__REQUIRED TASK__. Count up the lines in the following listing that hold the word "Caratterizzazione", then give only that count.

**** EXTRACTED INFORMATION ****

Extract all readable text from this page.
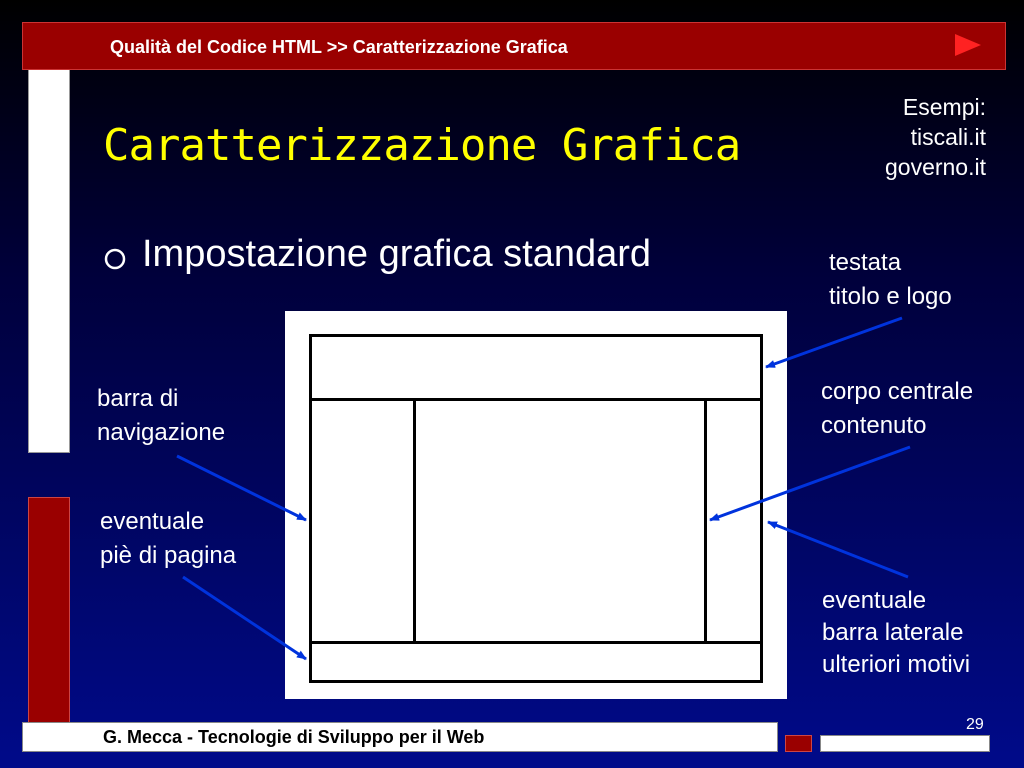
Qualità del Codice HTML >> Caratterizzazione Grafica
Caratterizzazione Grafica
Esempi:
tiscali.it
governo.it
Impostazione grafica standard	testata
titolo e logo
barra di
navigazione
corpo centrale
contenuto
eventuale
piè di pagina
eventuale
barra laterale
ulteriori motivi
G. Mecca - Tecnologie di Sviluppo per il Web
29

****

__RESULT__. 2